» DATA LISTING:
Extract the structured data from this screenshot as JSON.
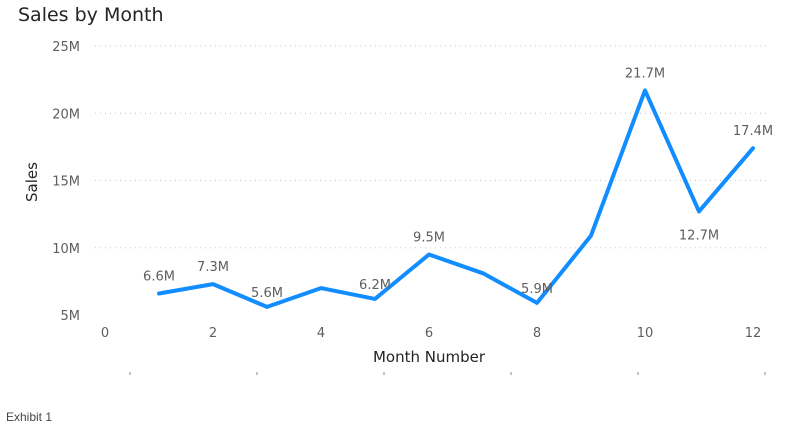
{
  "chart_data": {
    "type": "line",
    "title": "Sales by Month",
    "xlabel": "Month Number",
    "ylabel": "Sales",
    "x": [
      1,
      2,
      3,
      4,
      5,
      6,
      7,
      8,
      9,
      10,
      11,
      12
    ],
    "values": [
      6.6,
      7.3,
      5.6,
      7.0,
      6.2,
      9.5,
      8.1,
      5.9,
      10.9,
      21.7,
      12.7,
      17.4
    ],
    "value_unit": "M",
    "data_labels": [
      "6.6M",
      "7.3M",
      "5.6M",
      "",
      "6.2M",
      "9.5M",
      "",
      "5.9M",
      "",
      "21.7M",
      "12.7M",
      "17.4M"
    ],
    "xlim": [
      0,
      12
    ],
    "ylim": [
      5,
      25
    ],
    "x_ticks": [
      0,
      2,
      4,
      6,
      8,
      10,
      12
    ],
    "x_tick_labels": [
      "0",
      "2",
      "4",
      "6",
      "8",
      "10",
      "12"
    ],
    "y_ticks": [
      5,
      10,
      15,
      20,
      25
    ],
    "y_tick_labels": [
      "5M",
      "10M",
      "15M",
      "20M",
      "25M"
    ],
    "grid": true,
    "line_color": "#118DFF"
  },
  "caption": "Exhibit 1"
}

» REQUIRED TASK: Please set down each line of the data above exactly as written, without the pictures.

» WRITTEN ANSWER:
Extract the structured data from this screenshot as JSON.
{
  "chart_data": {
    "type": "line",
    "title": "Sales by Month",
    "xlabel": "Month Number",
    "ylabel": "Sales",
    "x": [
      1,
      2,
      3,
      4,
      5,
      6,
      7,
      8,
      9,
      10,
      11,
      12
    ],
    "values": [
      6.6,
      7.3,
      5.6,
      7.0,
      6.2,
      9.5,
      8.1,
      5.9,
      10.9,
      21.7,
      12.7,
      17.4
    ],
    "value_unit": "M",
    "data_labels": [
      "6.6M",
      "7.3M",
      "5.6M",
      "",
      "6.2M",
      "9.5M",
      "",
      "5.9M",
      "",
      "21.7M",
      "12.7M",
      "17.4M"
    ],
    "xlim": [
      0,
      12
    ],
    "ylim": [
      5,
      25
    ],
    "x_ticks": [
      0,
      2,
      4,
      6,
      8,
      10,
      12
    ],
    "x_tick_labels": [
      "0",
      "2",
      "4",
      "6",
      "8",
      "10",
      "12"
    ],
    "y_ticks": [
      5,
      10,
      15,
      20,
      25
    ],
    "y_tick_labels": [
      "5M",
      "10M",
      "15M",
      "20M",
      "25M"
    ],
    "grid": true,
    "line_color": "#118DFF"
  },
  "caption": "Exhibit 1"
}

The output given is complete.